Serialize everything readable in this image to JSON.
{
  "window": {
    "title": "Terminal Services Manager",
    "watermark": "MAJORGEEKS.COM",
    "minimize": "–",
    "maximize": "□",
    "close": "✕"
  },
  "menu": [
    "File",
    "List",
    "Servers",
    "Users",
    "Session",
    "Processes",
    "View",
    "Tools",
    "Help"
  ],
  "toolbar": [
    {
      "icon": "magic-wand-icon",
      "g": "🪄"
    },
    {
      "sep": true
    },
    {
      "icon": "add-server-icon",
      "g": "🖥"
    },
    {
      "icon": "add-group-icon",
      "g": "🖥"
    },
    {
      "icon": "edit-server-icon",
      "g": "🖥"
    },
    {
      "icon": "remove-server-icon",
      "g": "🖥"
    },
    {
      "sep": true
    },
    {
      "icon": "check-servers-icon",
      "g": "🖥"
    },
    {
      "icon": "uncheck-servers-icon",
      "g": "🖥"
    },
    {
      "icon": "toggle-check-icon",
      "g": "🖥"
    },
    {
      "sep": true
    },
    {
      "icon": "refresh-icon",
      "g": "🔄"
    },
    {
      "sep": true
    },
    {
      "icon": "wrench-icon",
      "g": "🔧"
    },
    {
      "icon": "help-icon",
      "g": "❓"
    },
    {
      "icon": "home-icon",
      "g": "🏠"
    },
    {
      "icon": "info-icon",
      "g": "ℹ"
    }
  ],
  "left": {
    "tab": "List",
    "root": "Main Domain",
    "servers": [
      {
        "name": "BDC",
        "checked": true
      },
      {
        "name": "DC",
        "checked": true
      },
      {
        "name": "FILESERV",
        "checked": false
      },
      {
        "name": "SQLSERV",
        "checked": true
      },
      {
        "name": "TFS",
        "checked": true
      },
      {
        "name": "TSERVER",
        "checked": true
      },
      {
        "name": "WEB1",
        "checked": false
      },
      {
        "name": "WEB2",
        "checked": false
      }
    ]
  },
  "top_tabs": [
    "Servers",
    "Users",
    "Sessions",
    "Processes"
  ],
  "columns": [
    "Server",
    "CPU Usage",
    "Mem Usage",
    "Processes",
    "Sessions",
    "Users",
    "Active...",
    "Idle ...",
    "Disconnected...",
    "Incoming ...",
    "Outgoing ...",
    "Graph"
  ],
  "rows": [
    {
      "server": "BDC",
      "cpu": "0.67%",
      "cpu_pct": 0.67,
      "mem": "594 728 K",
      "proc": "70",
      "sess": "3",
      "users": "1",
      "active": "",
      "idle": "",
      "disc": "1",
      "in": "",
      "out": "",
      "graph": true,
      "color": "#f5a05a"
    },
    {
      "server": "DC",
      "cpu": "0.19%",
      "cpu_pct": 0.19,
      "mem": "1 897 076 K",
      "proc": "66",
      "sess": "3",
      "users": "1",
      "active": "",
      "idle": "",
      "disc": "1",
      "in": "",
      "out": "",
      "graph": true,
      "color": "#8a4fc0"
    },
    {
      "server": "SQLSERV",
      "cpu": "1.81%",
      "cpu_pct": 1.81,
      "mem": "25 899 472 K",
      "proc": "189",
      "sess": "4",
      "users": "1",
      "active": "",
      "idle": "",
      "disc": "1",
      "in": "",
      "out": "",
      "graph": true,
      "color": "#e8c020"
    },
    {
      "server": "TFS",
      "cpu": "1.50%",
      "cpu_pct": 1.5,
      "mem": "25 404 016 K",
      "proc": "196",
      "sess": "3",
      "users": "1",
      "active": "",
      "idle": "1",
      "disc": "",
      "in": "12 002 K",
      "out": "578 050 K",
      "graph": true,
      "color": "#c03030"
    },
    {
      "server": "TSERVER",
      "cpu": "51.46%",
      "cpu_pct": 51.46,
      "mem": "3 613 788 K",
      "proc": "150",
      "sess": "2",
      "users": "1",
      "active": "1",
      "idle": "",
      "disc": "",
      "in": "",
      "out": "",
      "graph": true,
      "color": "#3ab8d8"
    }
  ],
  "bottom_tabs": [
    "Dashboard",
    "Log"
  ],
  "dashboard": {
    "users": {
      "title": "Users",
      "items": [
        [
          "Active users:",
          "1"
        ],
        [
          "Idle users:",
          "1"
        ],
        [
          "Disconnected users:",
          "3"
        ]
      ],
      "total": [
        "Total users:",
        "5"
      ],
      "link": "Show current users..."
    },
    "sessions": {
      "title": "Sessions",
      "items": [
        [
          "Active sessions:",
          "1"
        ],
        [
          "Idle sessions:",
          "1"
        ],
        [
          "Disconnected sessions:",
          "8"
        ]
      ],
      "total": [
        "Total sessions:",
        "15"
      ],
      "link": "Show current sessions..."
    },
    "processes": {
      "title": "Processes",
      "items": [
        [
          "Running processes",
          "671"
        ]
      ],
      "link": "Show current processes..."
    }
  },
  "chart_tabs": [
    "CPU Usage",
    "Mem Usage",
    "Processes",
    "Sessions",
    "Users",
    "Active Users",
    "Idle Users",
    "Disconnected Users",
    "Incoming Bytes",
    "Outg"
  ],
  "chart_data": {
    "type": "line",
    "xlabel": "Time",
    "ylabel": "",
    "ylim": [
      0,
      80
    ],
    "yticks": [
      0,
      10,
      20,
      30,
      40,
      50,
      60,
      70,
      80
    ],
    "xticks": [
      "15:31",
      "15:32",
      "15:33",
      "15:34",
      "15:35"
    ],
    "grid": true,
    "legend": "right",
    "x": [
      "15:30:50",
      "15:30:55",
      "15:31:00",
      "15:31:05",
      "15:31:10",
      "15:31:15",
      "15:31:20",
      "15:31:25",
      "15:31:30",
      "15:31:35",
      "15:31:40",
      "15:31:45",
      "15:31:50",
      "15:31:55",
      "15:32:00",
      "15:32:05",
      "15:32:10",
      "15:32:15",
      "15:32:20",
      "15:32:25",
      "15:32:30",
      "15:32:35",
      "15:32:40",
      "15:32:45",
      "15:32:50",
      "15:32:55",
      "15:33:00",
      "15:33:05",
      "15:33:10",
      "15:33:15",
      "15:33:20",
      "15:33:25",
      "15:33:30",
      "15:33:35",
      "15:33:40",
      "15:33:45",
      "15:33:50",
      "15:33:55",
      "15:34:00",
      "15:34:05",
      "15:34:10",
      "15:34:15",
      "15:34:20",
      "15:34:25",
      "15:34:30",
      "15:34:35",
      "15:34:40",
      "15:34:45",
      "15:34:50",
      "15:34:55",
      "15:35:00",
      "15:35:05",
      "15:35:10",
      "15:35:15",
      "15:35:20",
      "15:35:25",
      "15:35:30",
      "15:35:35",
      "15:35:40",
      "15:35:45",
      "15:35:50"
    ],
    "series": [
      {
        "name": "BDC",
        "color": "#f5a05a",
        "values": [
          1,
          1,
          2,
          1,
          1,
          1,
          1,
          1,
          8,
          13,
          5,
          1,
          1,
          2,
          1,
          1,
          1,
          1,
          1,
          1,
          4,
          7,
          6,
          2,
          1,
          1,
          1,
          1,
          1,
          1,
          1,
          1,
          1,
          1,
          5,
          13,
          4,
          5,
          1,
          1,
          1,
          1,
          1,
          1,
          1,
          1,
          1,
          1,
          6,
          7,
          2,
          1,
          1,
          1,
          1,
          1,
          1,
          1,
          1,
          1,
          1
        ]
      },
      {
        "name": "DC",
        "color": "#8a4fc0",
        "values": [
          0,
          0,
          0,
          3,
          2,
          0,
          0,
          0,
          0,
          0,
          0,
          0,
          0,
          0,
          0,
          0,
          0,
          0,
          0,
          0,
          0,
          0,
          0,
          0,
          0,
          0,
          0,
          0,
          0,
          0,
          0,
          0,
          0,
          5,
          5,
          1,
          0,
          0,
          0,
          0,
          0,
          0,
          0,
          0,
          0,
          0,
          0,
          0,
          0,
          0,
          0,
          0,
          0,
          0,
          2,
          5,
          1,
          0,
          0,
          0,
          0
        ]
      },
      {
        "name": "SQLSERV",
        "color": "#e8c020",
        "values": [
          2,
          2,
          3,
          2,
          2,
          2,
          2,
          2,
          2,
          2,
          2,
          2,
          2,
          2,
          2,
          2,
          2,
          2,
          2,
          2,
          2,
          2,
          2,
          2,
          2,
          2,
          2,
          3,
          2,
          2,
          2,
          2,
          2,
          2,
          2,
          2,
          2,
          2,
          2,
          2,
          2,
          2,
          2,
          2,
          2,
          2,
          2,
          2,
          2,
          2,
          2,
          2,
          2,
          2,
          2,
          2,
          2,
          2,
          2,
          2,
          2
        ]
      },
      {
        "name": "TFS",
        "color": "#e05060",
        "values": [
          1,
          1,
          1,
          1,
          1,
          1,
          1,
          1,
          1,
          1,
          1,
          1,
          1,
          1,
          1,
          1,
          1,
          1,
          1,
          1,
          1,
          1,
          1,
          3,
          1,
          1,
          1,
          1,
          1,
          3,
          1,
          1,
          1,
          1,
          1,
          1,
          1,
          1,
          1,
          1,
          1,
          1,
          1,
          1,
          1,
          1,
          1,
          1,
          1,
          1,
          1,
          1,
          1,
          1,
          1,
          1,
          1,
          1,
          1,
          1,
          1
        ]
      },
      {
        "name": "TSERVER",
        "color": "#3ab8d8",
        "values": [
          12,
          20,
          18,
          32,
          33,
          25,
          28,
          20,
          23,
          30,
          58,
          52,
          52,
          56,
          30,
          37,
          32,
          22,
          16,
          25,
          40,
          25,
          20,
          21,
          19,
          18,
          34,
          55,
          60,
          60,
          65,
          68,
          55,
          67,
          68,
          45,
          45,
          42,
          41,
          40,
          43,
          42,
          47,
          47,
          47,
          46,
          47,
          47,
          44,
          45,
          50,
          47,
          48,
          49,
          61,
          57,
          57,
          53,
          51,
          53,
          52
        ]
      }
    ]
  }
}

○ ○ ○

- Exercise goal: Which lines contain the word "Disconnected"? Copy each of them.

- Result for this exercise:
    "Disconnected...",
          "Disconnected users:",
          "Disconnected sessions:",
    "Disconnected Users",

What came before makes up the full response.